What you return must be the complete listing, unchanged.
[Start of Attachment]
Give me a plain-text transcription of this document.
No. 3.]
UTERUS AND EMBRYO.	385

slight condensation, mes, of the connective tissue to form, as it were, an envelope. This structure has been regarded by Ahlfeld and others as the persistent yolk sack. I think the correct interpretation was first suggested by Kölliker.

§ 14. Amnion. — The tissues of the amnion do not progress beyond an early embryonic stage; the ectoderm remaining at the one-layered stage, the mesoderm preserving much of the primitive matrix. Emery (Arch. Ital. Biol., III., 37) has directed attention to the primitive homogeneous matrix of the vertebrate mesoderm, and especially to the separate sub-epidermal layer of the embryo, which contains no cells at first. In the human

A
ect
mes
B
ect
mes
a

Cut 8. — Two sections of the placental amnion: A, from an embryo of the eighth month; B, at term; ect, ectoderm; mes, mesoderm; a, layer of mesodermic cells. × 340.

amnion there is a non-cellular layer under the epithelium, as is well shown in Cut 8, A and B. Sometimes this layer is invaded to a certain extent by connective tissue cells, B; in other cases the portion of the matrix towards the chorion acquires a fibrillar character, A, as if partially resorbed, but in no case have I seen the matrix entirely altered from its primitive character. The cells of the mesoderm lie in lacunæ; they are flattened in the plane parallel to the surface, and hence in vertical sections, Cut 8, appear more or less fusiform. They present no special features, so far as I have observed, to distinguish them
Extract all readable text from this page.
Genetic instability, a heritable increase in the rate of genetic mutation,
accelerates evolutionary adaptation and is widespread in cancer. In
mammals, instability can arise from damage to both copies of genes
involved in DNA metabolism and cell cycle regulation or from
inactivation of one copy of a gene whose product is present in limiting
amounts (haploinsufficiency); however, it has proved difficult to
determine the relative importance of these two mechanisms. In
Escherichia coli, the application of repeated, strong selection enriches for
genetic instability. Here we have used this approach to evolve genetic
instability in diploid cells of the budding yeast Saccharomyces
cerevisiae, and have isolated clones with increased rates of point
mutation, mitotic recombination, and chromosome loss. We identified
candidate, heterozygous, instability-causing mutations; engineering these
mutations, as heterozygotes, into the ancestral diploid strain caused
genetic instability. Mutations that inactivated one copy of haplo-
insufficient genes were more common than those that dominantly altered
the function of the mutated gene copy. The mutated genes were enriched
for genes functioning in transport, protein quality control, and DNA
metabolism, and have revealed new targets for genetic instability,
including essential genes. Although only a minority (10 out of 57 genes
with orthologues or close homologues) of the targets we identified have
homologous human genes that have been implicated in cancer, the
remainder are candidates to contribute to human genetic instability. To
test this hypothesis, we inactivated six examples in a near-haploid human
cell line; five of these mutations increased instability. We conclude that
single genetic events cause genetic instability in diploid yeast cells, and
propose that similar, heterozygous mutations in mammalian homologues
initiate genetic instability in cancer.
[End of Attachment]
# TASK SOLUTION:
Give me a plain-text transcription of this document.
No. 3.]
UTERUS AND EMBRYO.	385

slight condensation, mes, of the connective tissue to form, as it were, an envelope. This structure has been regarded by Ahlfeld and others as the persistent yolk sack. I think the correct interpretation was first suggested by Kölliker.

§ 14. Amnion. — The tissues of the amnion do not progress beyond an early embryonic stage; the ectoderm remaining at the one-layered stage, the mesoderm preserving much of the primitive matrix. Emery (Arch. Ital. Biol., III., 37) has directed attention to the primitive homogeneous matrix of the vertebrate mesoderm, and especially to the separate sub-epidermal layer of the embryo, which contains no cells at first. In the human

A
ect
mes
B
ect
mes
a

Cut 8. — Two sections of the placental amnion: A, from an embryo of the eighth month; B, at term; ect, ectoderm; mes, mesoderm; a, layer of mesodermic cells. × 340.

amnion there is a non-cellular layer under the epithelium, as is well shown in Cut 8, A and B. Sometimes this layer is invaded to a certain extent by connective tissue cells, B; in other cases the portion of the matrix towards the chorion acquires a fibrillar character, A, as if partially resorbed, but in no case have I seen the matrix entirely altered from its primitive character. The cells of the mesoderm lie in lacunæ; they are flattened in the plane parallel to the surface, and hence in vertical sections, Cut 8, appear more or less fusiform. They present no special features, so far as I have observed, to distinguish them
Extract all readable text from this page.
Genetic instability, a heritable increase in the rate of genetic mutation,
accelerates evolutionary adaptation and is widespread in cancer. In
mammals, instability can arise from damage to both copies of genes
involved in DNA metabolism and cell cycle regulation or from
inactivation of one copy of a gene whose product is present in limiting
amounts (haploinsufficiency); however, it has proved difficult to
determine the relative importance of these two mechanisms. In
Escherichia coli, the application of repeated, strong selection enriches for
genetic instability. Here we have used this approach to evolve genetic
instability in diploid cells of the budding yeast Saccharomyces
cerevisiae, and have isolated clones with increased rates of point
mutation, mitotic recombination, and chromosome loss. We identified
candidate, heterozygous, instability-causing mutations; engineering these
mutations, as heterozygotes, into the ancestral diploid strain caused
genetic instability. Mutations that inactivated one copy of haplo-
insufficient genes were more common than those that dominantly altered
the function of the mutated gene copy. The mutated genes were enriched
for genes functioning in transport, protein quality control, and DNA
metabolism, and have revealed new targets for genetic instability,
including essential genes. Although only a minority (10 out of 57 genes
with orthologues or close homologues) of the targets we identified have
homologous human genes that have been implicated in cancer, the
remainder are candidates to contribute to human genetic instability. To
test this hypothesis, we inactivated six examples in a near-haploid human
cell line; five of these mutations increased instability. We conclude that
single genetic events cause genetic instability in diploid yeast cells, and
propose that similar, heterozygous mutations in mammalian homologues
initiate genetic instability in cancer.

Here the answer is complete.